*RECORDED INFORMATION:*

=====

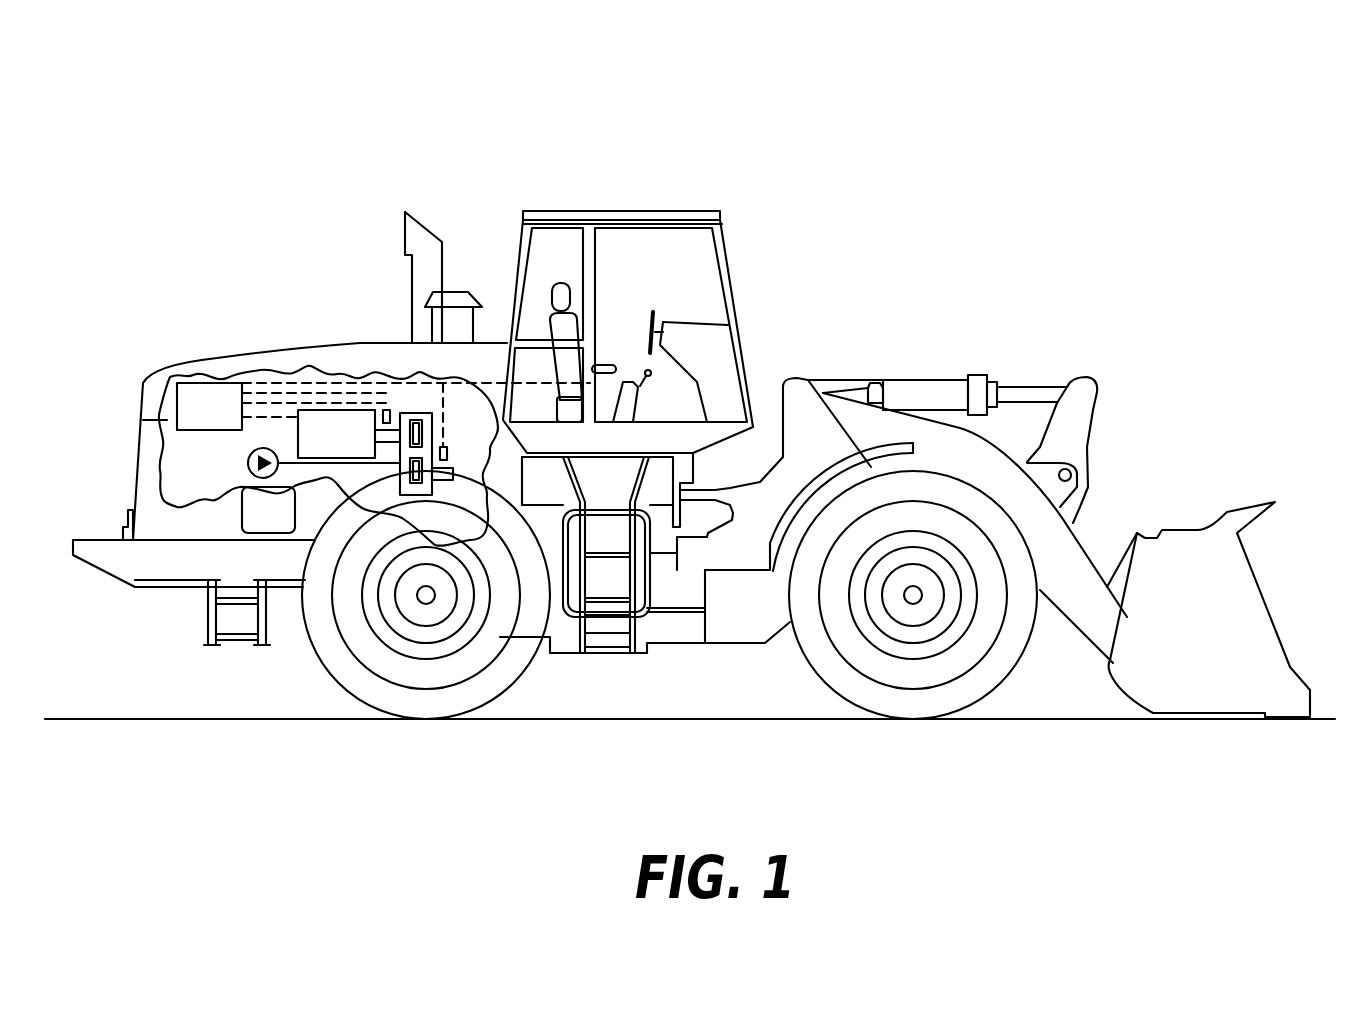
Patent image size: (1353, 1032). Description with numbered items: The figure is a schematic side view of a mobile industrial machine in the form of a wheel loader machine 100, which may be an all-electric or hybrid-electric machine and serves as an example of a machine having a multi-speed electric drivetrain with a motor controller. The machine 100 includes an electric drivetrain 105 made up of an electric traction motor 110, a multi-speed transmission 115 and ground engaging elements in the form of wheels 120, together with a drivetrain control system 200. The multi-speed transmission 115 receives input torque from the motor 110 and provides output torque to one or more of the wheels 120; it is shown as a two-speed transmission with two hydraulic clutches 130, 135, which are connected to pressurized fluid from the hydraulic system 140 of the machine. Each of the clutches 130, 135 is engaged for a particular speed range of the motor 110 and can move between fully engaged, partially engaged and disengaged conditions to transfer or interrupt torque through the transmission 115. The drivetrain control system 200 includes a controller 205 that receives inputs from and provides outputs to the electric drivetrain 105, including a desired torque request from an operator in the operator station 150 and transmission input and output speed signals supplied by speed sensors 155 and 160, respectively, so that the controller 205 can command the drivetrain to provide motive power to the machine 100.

The wheel loader machine 100 is at (775, 223).
The electric drivetrain 105 is at (343, 374).
The electric traction motor 110 is at (322, 446).
The multi-speed transmission 115 is at (417, 503).
The wheels 120 is at (390, 708).
The hydraulic clutch 130 is at (423, 478).
The hydraulic clutch 135 is at (414, 412).
The hydraulic system 140 is at (160, 497).
The operator station 150 is at (593, 122).
The speed sensor 155 is at (386, 408).
The speed sensor 160 is at (448, 460).
The drivetrain control system 200 is at (254, 299).
The controller 205 is at (198, 383).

=====

Please copy every item above word for word, leaving out the pictures.

*TASK RESULT:*
Patent image size: (1353, 1032). Description with numbered items: The figure is a schematic side view of a mobile industrial machine in the form of a wheel loader machine 100, which may be an all-electric or hybrid-electric machine and serves as an example of a machine having a multi-speed electric drivetrain with a motor controller. The machine 100 includes an electric drivetrain 105 made up of an electric traction motor 110, a multi-speed transmission 115 and ground engaging elements in the form of wheels 120, together with a drivetrain control system 200. The multi-speed transmission 115 receives input torque from the motor 110 and provides output torque to one or more of the wheels 120; it is shown as a two-speed transmission with two hydraulic clutches 130, 135, which are connected to pressurized fluid from the hydraulic system 140 of the machine. Each of the clutches 130, 135 is engaged for a particular speed range of the motor 110 and can move between fully engaged, partially engaged and disengaged conditions to transfer or interrupt torque through the transmission 115. The drivetrain control system 200 includes a controller 205 that receives inputs from and provides outputs to the electric drivetrain 105, including a desired torque request from an operator in the operator station 150 and transmission input and output speed signals supplied by speed sensors 155 and 160, respectively, so that the controller 205 can command the drivetrain to provide motive power to the machine 100.

The wheel loader machine 100 is at (775, 223).
The electric drivetrain 105 is at (343, 374).
The electric traction motor 110 is at (322, 446).
The multi-speed transmission 115 is at (417, 503).
The wheels 120 is at (390, 708).
The hydraulic clutch 130 is at (423, 478).
The hydraulic clutch 135 is at (414, 412).
The hydraulic system 140 is at (160, 497).
The operator station 150 is at (593, 122).
The speed sensor 155 is at (386, 408).
The speed sensor 160 is at (448, 460).
The drivetrain control system 200 is at (254, 299).
The controller 205 is at (198, 383).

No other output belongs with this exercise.